▶ **YOUR OBJECTIVE**:
List each line of the data in which the string "before" appears.

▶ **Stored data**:
>> begin
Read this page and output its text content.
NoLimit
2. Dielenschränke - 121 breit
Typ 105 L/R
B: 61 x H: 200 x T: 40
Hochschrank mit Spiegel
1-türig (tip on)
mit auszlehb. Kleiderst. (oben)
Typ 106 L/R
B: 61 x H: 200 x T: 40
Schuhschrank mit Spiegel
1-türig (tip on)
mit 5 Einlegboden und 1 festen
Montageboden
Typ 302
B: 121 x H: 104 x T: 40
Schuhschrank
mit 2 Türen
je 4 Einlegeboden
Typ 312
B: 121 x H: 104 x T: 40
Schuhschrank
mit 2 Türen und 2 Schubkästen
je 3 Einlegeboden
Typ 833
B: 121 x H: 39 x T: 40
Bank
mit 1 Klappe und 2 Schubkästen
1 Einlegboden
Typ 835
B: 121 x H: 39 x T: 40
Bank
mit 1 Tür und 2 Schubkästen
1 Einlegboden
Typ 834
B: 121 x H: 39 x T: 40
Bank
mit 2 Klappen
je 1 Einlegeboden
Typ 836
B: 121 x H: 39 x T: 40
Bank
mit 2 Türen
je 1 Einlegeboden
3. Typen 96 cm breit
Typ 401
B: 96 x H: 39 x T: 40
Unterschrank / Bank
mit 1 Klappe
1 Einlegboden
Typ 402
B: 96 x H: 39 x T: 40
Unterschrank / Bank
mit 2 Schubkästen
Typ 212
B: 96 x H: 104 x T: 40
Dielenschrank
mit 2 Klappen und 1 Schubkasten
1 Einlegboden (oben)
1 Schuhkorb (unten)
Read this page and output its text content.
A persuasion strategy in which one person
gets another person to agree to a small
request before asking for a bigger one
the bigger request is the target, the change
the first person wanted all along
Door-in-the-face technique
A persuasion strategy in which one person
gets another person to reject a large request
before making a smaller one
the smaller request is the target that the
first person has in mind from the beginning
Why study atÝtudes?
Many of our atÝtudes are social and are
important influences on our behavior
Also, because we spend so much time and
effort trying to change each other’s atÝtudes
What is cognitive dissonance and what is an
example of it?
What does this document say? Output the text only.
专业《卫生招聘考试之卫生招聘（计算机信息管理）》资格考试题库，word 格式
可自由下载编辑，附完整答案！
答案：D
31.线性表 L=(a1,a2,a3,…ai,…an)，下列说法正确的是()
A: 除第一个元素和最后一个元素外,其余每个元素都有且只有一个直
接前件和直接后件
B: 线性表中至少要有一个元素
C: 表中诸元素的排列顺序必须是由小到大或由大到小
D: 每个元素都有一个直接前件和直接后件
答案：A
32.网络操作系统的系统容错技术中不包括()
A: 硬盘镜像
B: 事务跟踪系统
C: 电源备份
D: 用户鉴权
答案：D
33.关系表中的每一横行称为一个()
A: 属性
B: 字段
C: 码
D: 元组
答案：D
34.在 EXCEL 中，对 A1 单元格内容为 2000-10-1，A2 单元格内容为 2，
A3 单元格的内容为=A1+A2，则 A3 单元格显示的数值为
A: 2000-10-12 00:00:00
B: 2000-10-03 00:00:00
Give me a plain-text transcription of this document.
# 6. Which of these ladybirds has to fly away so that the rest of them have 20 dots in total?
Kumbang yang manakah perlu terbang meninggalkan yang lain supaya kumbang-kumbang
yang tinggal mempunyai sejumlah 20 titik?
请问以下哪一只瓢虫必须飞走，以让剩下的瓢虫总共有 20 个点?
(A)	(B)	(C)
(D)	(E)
>> end
▶ **OUTPUT OF THE TASK**:
request before asking for a bigger one
before making a smaller one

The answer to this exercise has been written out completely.